**To do**
Quote the listing in full, exactly as given, minus any pictures.

**Records shown**
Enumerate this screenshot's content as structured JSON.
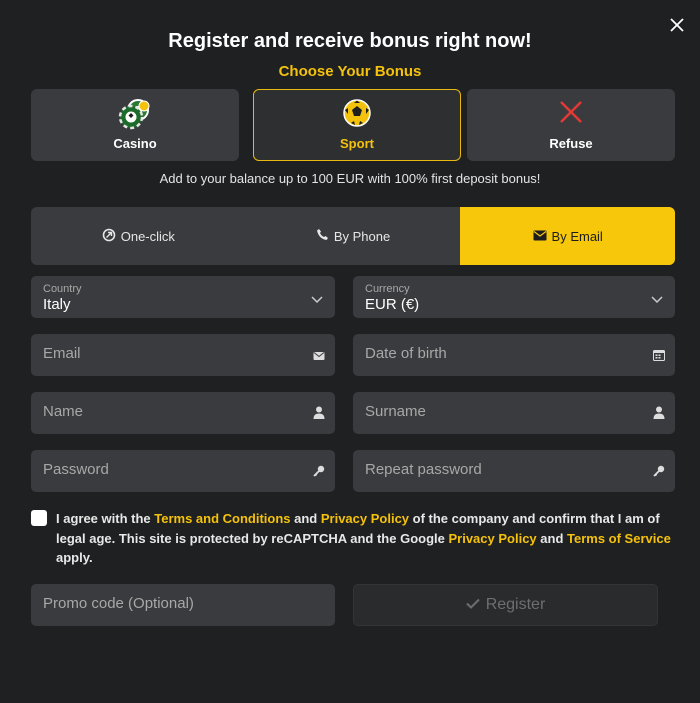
{
  "modal": {
    "title": "Register and receive bonus right now!",
    "subtitle": "Choose Your Bonus",
    "bonus_options": [
      {
        "label": "Casino",
        "icon": "casino-chips-icon",
        "selected": false
      },
      {
        "label": "Sport",
        "icon": "soccer-ball-icon",
        "selected": true
      },
      {
        "label": "Refuse",
        "icon": "red-cross-icon",
        "selected": false
      }
    ],
    "bonus_note": "Add to your balance up to 100 EUR with 100% first deposit bonus!"
  },
  "tabs": [
    {
      "label": "One-click",
      "icon": "rocket-icon",
      "active": false
    },
    {
      "label": "By Phone",
      "icon": "phone-icon",
      "active": false
    },
    {
      "label": "By Email",
      "icon": "envelope-icon",
      "active": true
    }
  ],
  "form": {
    "country": {
      "label": "Country",
      "value": "Italy"
    },
    "currency": {
      "label": "Currency",
      "value": "EUR (€)"
    },
    "email_placeholder": "Email",
    "dob_placeholder": "Date of birth",
    "name_placeholder": "Name",
    "surname_placeholder": "Surname",
    "password_placeholder": "Password",
    "repeat_password_placeholder": "Repeat password",
    "promo_placeholder": "Promo code (Optional)",
    "register_label": "Register"
  },
  "agreement": {
    "t1": "I agree with the ",
    "terms": "Terms and Conditions",
    "t2": " and ",
    "privacy1": "Privacy Policy",
    "t3": " of the company and confirm that I am of legal age. This site is protected by reCAPTCHA and the Google ",
    "privacy2": "Privacy Policy",
    "t4": " and ",
    "tos": "Terms of Service",
    "t5": " apply."
  },
  "colors": {
    "accent": "#f4c20d",
    "tab_active": "#f7c70c",
    "background": "#1f2022",
    "field": "#3a3b3e"
  }
}
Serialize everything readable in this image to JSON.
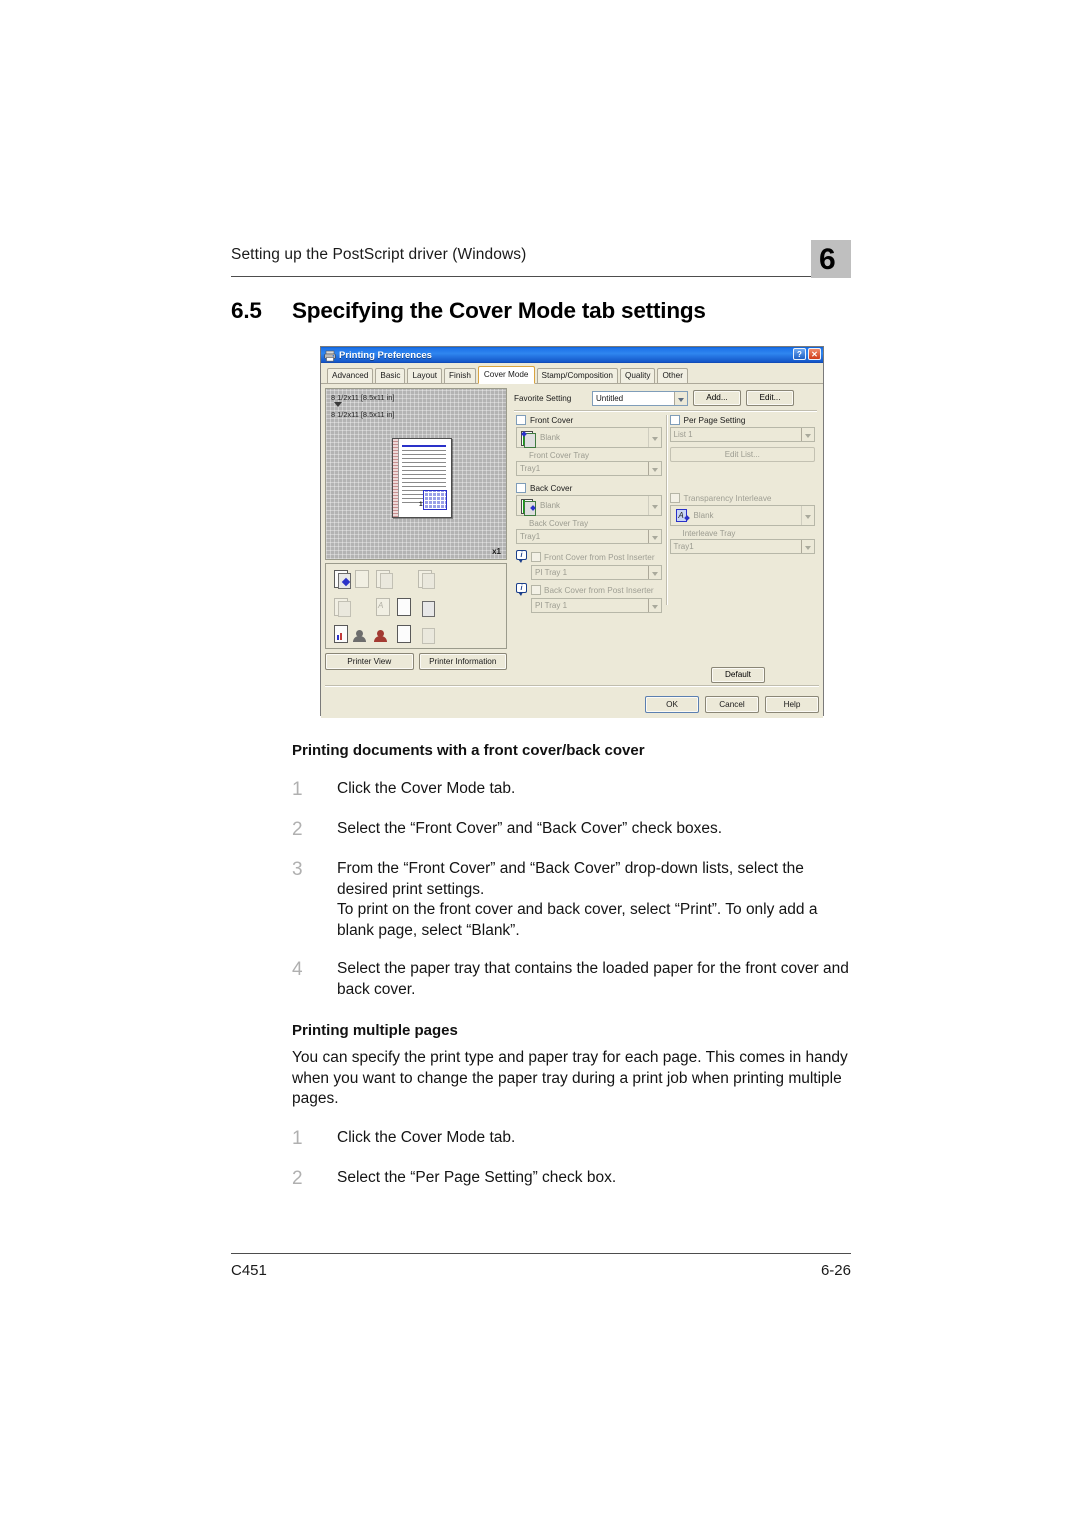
{
  "page": {
    "running_head": "Setting up the PostScript driver (Windows)",
    "chapter_number": "6",
    "section_number": "6.5",
    "section_title": "Specifying the Cover Mode tab settings",
    "footer_left": "C451",
    "footer_right": "6-26"
  },
  "dialog": {
    "title": "Printing Preferences",
    "titlebar_buttons": {
      "help": "?",
      "close": "✕"
    },
    "tabs": [
      {
        "label": "Advanced",
        "active": false
      },
      {
        "label": "Basic",
        "active": false
      },
      {
        "label": "Layout",
        "active": false
      },
      {
        "label": "Finish",
        "active": false
      },
      {
        "label": "Cover Mode",
        "active": true
      },
      {
        "label": "Stamp/Composition",
        "active": false
      },
      {
        "label": "Quality",
        "active": false
      },
      {
        "label": "Other",
        "active": false
      }
    ],
    "preview": {
      "size_top": "8 1/2x11 [8.5x11 in]",
      "size_bottom": "8 1/2x11 [8.5x11 in]",
      "copies": "x1",
      "page_label": "1"
    },
    "preview_buttons": {
      "printer_view": "Printer View",
      "printer_information": "Printer Information"
    },
    "favorite": {
      "label": "Favorite Setting",
      "value": "Untitled",
      "add_button": "Add...",
      "edit_button": "Edit..."
    },
    "left_column": {
      "front_cover": {
        "label": "Front Cover",
        "checked": false,
        "value": "Blank"
      },
      "front_cover_tray": {
        "label": "Front Cover Tray",
        "value": "Tray1"
      },
      "back_cover": {
        "label": "Back Cover",
        "checked": false,
        "value": "Blank"
      },
      "back_cover_tray": {
        "label": "Back Cover Tray",
        "value": "Tray1"
      },
      "front_cover_post_inserter": {
        "label": "Front Cover from Post Inserter",
        "checked": false,
        "value": "PI Tray 1"
      },
      "back_cover_post_inserter": {
        "label": "Back Cover from Post Inserter",
        "checked": false,
        "value": "PI Tray 1"
      }
    },
    "right_column": {
      "per_page_setting": {
        "label": "Per Page Setting",
        "checked": false,
        "value": "List 1"
      },
      "edit_list_button": "Edit List...",
      "transparency_interleave": {
        "label": "Transparency Interleave",
        "checked": false,
        "value": "Blank"
      },
      "interleave_tray": {
        "label": "Interleave Tray",
        "value": "Tray1"
      }
    },
    "buttons": {
      "default": "Default",
      "ok": "OK",
      "cancel": "Cancel",
      "help": "Help"
    }
  },
  "content": {
    "section1_heading": "Printing documents with a front cover/back cover",
    "section1_steps": [
      {
        "num": "1",
        "text": "Click the Cover Mode tab."
      },
      {
        "num": "2",
        "text": "Select the “Front Cover” and “Back Cover” check boxes."
      },
      {
        "num": "3",
        "text": "From the “Front Cover” and “Back Cover” drop-down lists, select the desired print settings.\nTo print on the front cover and back cover, select “Print”. To only add a blank page, select “Blank”."
      },
      {
        "num": "4",
        "text": "Select the paper tray that contains the loaded paper for the front cover and back cover."
      }
    ],
    "section2_heading": "Printing multiple pages",
    "section2_paragraph": "You can specify the print type and paper tray for each page. This comes in handy when you want to change the paper tray during a print job when printing multiple pages.",
    "section2_steps": [
      {
        "num": "1",
        "text": "Click the Cover Mode tab."
      },
      {
        "num": "2",
        "text": "Select the “Per Page Setting” check box."
      }
    ]
  }
}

**Solution to this problem**
Enumerate this screenshot's content as structured JSON.
{
  "modal": {
    "title": "Register and receive bonus right now!",
    "subtitle": "Choose Your Bonus",
    "bonus_options": [
      {
        "label": "Casino",
        "icon": "casino-chips-icon",
        "selected": false
      },
      {
        "label": "Sport",
        "icon": "soccer-ball-icon",
        "selected": true
      },
      {
        "label": "Refuse",
        "icon": "red-cross-icon",
        "selected": false
      }
    ],
    "bonus_note": "Add to your balance up to 100 EUR with 100% first deposit bonus!"
  },
  "tabs": [
    {
      "label": "One-click",
      "icon": "rocket-icon",
      "active": false
    },
    {
      "label": "By Phone",
      "icon": "phone-icon",
      "active": false
    },
    {
      "label": "By Email",
      "icon": "envelope-icon",
      "active": true
    }
  ],
  "form": {
    "country": {
      "label": "Country",
      "value": "Italy"
    },
    "currency": {
      "label": "Currency",
      "value": "EUR (€)"
    },
    "email_placeholder": "Email",
    "dob_placeholder": "Date of birth",
    "name_placeholder": "Name",
    "surname_placeholder": "Surname",
    "password_placeholder": "Password",
    "repeat_password_placeholder": "Repeat password",
    "promo_placeholder": "Promo code (Optional)",
    "register_label": "Register"
  },
  "agreement": {
    "t1": "I agree with the ",
    "terms": "Terms and Conditions",
    "t2": " and ",
    "privacy1": "Privacy Policy",
    "t3": " of the company and confirm that I am of legal age. This site is protected by reCAPTCHA and the Google ",
    "privacy2": "Privacy Policy",
    "t4": " and ",
    "tos": "Terms of Service",
    "t5": " apply."
  },
  "colors": {
    "accent": "#f4c20d",
    "tab_active": "#f7c70c",
    "background": "#1f2022",
    "field": "#3a3b3e"
  }
}
Serialize everything readable in this image to JSON.
{
  "page": {
    "running_head": "Setting up the PostScript driver (Windows)",
    "chapter_number": "6",
    "section_number": "6.5",
    "section_title": "Specifying the Cover Mode tab settings",
    "footer_left": "C451",
    "footer_right": "6-26"
  },
  "dialog": {
    "title": "Printing Preferences",
    "titlebar_buttons": {
      "help": "?",
      "close": "✕"
    },
    "tabs": [
      {
        "label": "Advanced",
        "active": false
      },
      {
        "label": "Basic",
        "active": false
      },
      {
        "label": "Layout",
        "active": false
      },
      {
        "label": "Finish",
        "active": false
      },
      {
        "label": "Cover Mode",
        "active": true
      },
      {
        "label": "Stamp/Composition",
        "active": false
      },
      {
        "label": "Quality",
        "active": false
      },
      {
        "label": "Other",
        "active": false
      }
    ],
    "preview": {
      "size_top": "8 1/2x11 [8.5x11 in]",
      "size_bottom": "8 1/2x11 [8.5x11 in]",
      "copies": "x1",
      "page_label": "1"
    },
    "preview_buttons": {
      "printer_view": "Printer View",
      "printer_information": "Printer Information"
    },
    "favorite": {
      "label": "Favorite Setting",
      "value": "Untitled",
      "add_button": "Add...",
      "edit_button": "Edit..."
    },
    "left_column": {
      "front_cover": {
        "label": "Front Cover",
        "checked": false,
        "value": "Blank"
      },
      "front_cover_tray": {
        "label": "Front Cover Tray",
        "value": "Tray1"
      },
      "back_cover": {
        "label": "Back Cover",
        "checked": false,
        "value": "Blank"
      },
      "back_cover_tray": {
        "label": "Back Cover Tray",
        "value": "Tray1"
      },
      "front_cover_post_inserter": {
        "label": "Front Cover from Post Inserter",
        "checked": false,
        "value": "PI Tray 1"
      },
      "back_cover_post_inserter": {
        "label": "Back Cover from Post Inserter",
        "checked": false,
        "value": "PI Tray 1"
      }
    },
    "right_column": {
      "per_page_setting": {
        "label": "Per Page Setting",
        "checked": false,
        "value": "List 1"
      },
      "edit_list_button": "Edit List...",
      "transparency_interleave": {
        "label": "Transparency Interleave",
        "checked": false,
        "value": "Blank"
      },
      "interleave_tray": {
        "label": "Interleave Tray",
        "value": "Tray1"
      }
    },
    "buttons": {
      "default": "Default",
      "ok": "OK",
      "cancel": "Cancel",
      "help": "Help"
    }
  },
  "content": {
    "section1_heading": "Printing documents with a front cover/back cover",
    "section1_steps": [
      {
        "num": "1",
        "text": "Click the Cover Mode tab."
      },
      {
        "num": "2",
        "text": "Select the “Front Cover” and “Back Cover” check boxes."
      },
      {
        "num": "3",
        "text": "From the “Front Cover” and “Back Cover” drop-down lists, select the desired print settings.\nTo print on the front cover and back cover, select “Print”. To only add a blank page, select “Blank”."
      },
      {
        "num": "4",
        "text": "Select the paper tray that contains the loaded paper for the front cover and back cover."
      }
    ],
    "section2_heading": "Printing multiple pages",
    "section2_paragraph": "You can specify the print type and paper tray for each page. This comes in handy when you want to change the paper tray during a print job when printing multiple pages.",
    "section2_steps": [
      {
        "num": "1",
        "text": "Click the Cover Mode tab."
      },
      {
        "num": "2",
        "text": "Select the “Per Page Setting” check box."
      }
    ]
  }
}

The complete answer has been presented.